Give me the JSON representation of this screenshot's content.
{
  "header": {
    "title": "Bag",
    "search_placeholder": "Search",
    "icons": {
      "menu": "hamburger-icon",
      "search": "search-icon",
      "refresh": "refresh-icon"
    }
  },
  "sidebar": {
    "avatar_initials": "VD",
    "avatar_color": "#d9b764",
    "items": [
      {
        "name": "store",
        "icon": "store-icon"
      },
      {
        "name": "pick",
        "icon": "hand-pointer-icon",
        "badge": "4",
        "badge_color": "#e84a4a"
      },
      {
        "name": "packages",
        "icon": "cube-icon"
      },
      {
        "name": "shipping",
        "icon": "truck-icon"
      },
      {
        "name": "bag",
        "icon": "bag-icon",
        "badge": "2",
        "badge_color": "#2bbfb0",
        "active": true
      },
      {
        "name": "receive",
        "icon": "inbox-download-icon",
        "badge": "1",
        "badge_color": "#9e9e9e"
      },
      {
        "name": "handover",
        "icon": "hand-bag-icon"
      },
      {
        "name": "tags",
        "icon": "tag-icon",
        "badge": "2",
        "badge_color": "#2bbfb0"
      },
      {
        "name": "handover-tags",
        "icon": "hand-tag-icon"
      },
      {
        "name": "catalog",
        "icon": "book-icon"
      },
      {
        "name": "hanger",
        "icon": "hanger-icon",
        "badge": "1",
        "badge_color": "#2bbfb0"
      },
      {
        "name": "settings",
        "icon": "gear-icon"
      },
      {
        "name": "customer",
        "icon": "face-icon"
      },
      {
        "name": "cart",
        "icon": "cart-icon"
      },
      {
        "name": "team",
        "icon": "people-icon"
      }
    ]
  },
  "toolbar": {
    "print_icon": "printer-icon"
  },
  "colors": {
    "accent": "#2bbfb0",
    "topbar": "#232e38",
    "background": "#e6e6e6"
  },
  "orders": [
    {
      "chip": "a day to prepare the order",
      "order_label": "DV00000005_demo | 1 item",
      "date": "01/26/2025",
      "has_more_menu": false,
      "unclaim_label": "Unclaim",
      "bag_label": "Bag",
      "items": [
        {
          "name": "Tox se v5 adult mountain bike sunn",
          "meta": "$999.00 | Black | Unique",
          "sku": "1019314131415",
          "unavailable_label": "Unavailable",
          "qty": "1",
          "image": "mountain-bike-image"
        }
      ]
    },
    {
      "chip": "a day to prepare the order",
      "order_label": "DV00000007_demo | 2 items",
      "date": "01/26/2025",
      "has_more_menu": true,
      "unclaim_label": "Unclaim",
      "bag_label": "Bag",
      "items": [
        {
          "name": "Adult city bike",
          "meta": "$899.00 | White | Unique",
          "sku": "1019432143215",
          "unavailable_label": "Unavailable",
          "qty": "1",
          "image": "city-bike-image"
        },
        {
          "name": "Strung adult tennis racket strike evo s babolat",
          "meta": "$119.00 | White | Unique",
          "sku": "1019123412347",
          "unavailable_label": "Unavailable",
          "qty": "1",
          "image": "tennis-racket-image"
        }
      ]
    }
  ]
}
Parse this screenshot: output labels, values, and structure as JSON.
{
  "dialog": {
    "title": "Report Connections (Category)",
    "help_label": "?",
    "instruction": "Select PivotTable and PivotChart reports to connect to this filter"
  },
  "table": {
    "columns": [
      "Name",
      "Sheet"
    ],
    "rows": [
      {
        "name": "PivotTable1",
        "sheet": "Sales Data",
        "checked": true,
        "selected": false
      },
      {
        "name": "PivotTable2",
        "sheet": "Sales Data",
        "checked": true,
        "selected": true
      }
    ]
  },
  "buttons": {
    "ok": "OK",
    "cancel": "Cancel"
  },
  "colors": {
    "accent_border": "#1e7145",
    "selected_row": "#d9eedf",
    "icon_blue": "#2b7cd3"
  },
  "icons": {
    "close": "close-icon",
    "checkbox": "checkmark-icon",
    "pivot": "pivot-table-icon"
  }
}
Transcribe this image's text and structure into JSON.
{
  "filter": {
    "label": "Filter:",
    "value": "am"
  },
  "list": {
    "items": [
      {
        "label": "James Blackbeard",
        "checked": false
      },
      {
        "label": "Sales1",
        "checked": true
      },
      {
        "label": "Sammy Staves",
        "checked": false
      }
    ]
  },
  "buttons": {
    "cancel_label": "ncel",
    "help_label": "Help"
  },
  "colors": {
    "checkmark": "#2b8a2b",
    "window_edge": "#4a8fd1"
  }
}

● PROBLEM TO SOLVE
From the data, list each line in which the string "White" appears.

● FINAL RESULT
          "meta": "$899.00 | White | Unique",
          "meta": "$119.00 | White | Unique",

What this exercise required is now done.